What is needed
Identify each line below that contains the word "Entwicklung", and copy it out.

Data for the task
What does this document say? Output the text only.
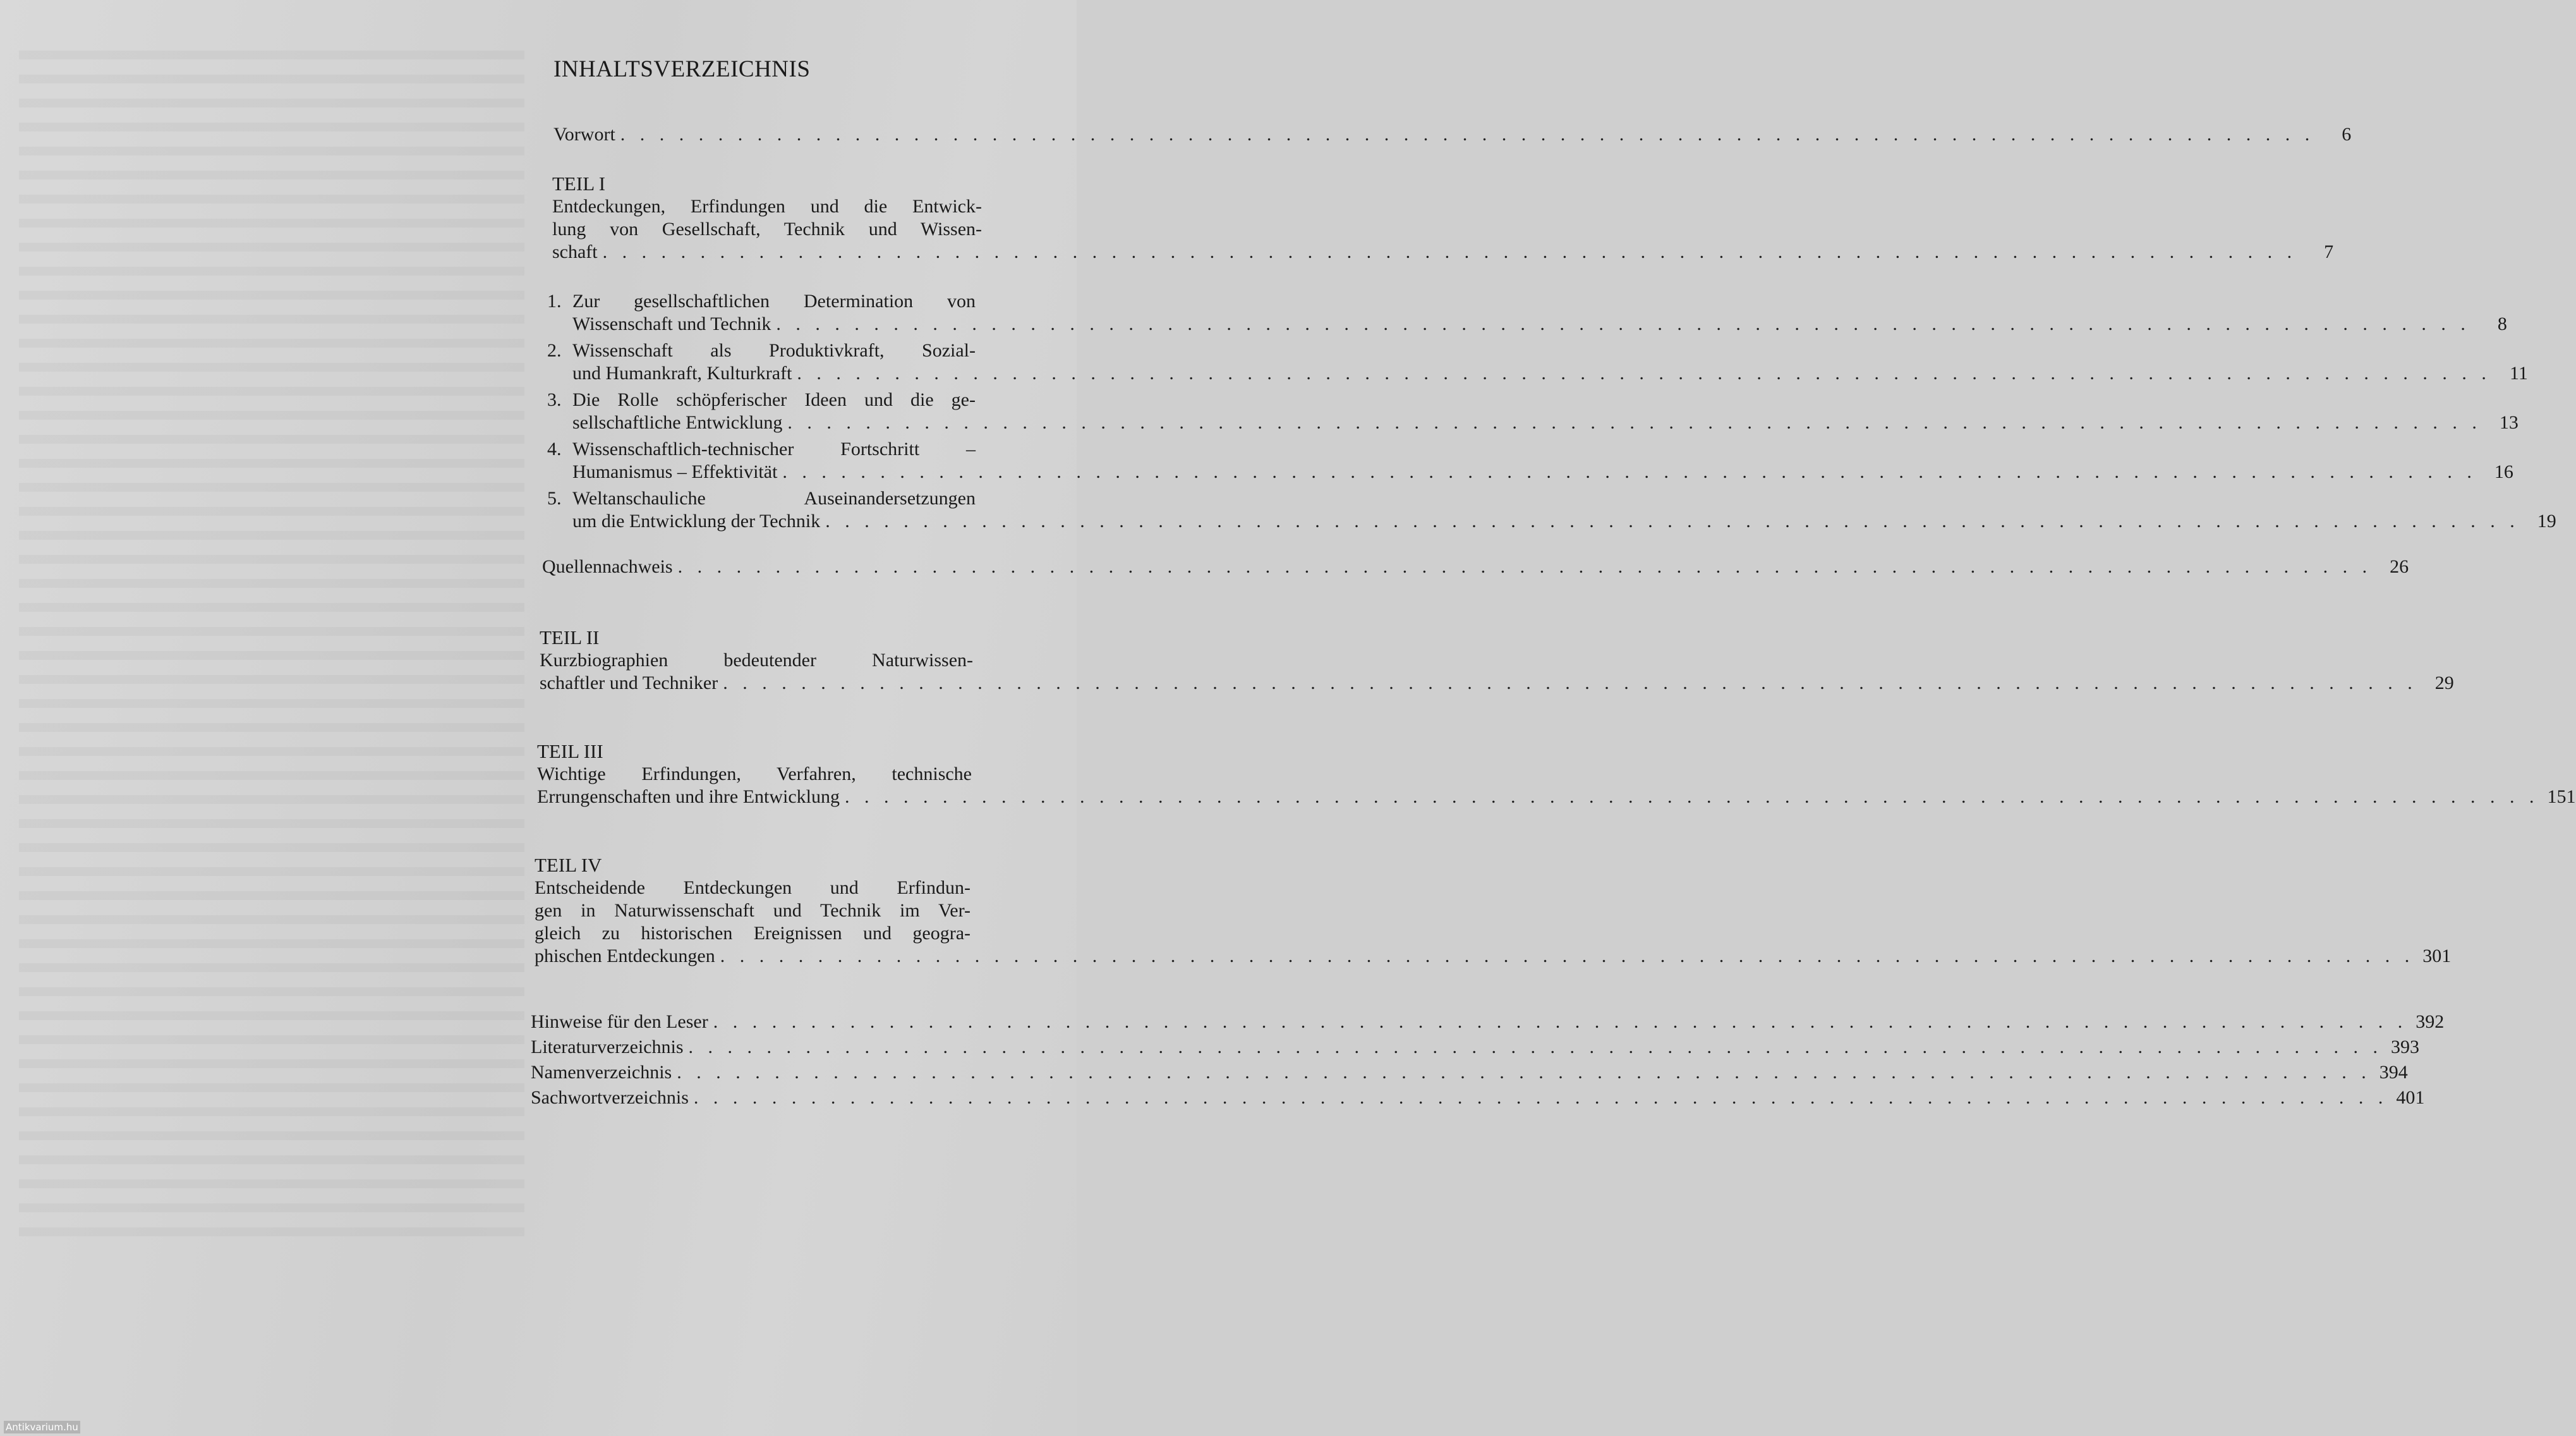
INHALTSVERZEICHNIS
Vorwort . . .	6
TEIL I
Entdeckungen, Erfindungen und die Entwick-
lung von Gesellschaft, Technik und Wissen-
schaft . . .	7
1. Zur gesellschaftlichen Determination von
Wissenschaft und Technik . . .	8
2. Wissenschaft als Produktivkraft, Sozial-
und Humankraft, Kulturkraft . . .	11
3. Die Rolle schöpferischer Ideen und die ge-
sellschaftliche Entwicklung . . .	13
4. Wissenschaftlich-technischer Fortschritt –
Humanismus – Effektivität . . .	16
5. Weltanschauliche Auseinandersetzungen
um die Entwicklung der Technik . . .	19
Quellennachweis . . .	26
TEIL II
Kurzbiographien bedeutender Naturwissen-
schaftler und Techniker . . .	29
TEIL III
Wichtige Erfindungen, Verfahren, technische
Errungenschaften und ihre Entwicklung . . .	151
TEIL IV
Entscheidende Entdeckungen und Erfindun-
gen in Naturwissenschaft und Technik im Ver-
gleich zu historischen Ereignissen und geogra-
phischen Entdeckungen . . .	301
Hinweise für den Leser . . .	392
Literaturverzeichnis . . .	393
Namenverzeichnis . . .	394
Sachwortverzeichnis . . .	401
Antikvarium.hu
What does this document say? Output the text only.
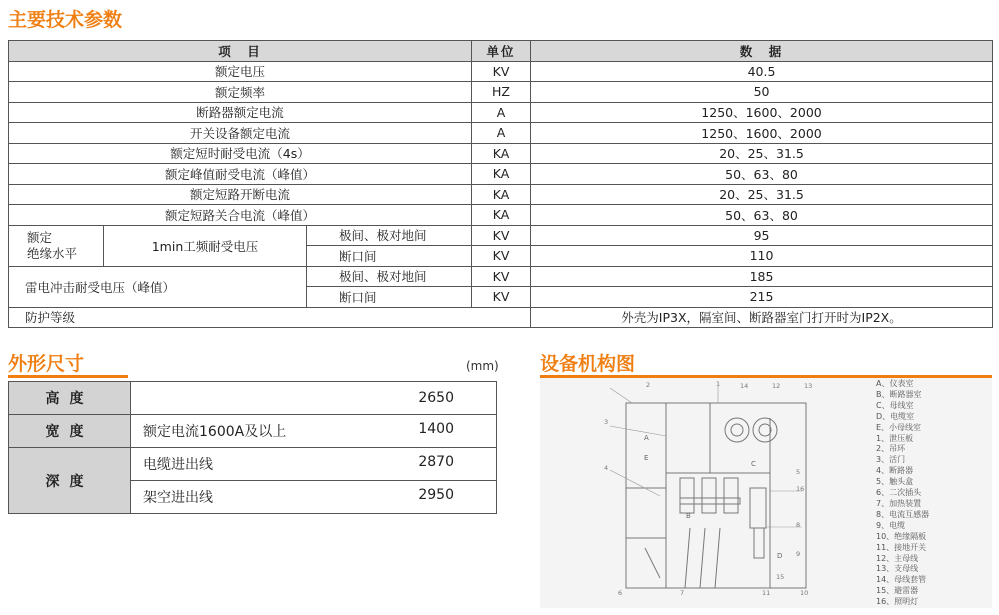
主要技术参数
项　目			单位	数　据
额定电压			KV	40.5
额定频率			HZ	50
断路器额定电流			A	1250、1600、2000
开关设备额定电流			A	1250、1600、2000
额定短时耐受电流（4s）			KA	20、25、31.5
额定峰值耐受电流（峰值）			KA	50、63、80
额定短路开断电流			KA	20、25、31.5
额定短路关合电流（峰值）			KA	50、63、80
额定
绝缘水平	1min工频耐受电压	极间、极对地间	KV	95
		断口间	KV	110
雷电冲击耐受电压（峰值）		极间、极对地间	KV	185
		断口间	KV	215
防护等级				外壳为IP3X，隔室间、断路器室门打开时为IP2X。
外形尺寸	(mm)
高度	2650
宽度	额定电流1600A及以上 1400

深度	电缆进出线 2870

	架空进出线 2950
设备机构图
A
B
C
D
E
1
2
3
4	5
6	7
8
9
10
11
12	13
14
15
16
A、仪表室
B、断路器室
C、母线室
D、电缆室
E、小母线室
1、泄压板
2、吊环
3、活门
4、断路器
5、触头盒
6、二次插头
7、加热装置
8、电流互感器
9、电缆
10、绝缘隔板
11、接地开关
12、主母线
13、支母线
14、母线套管
15、避雷器
16、照明灯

Solution for this problem
sellschaftliche Entwicklung . . .	13
um die Entwicklung der Technik . . .	19
Errungenschaften und ihre Entwicklung . . .	151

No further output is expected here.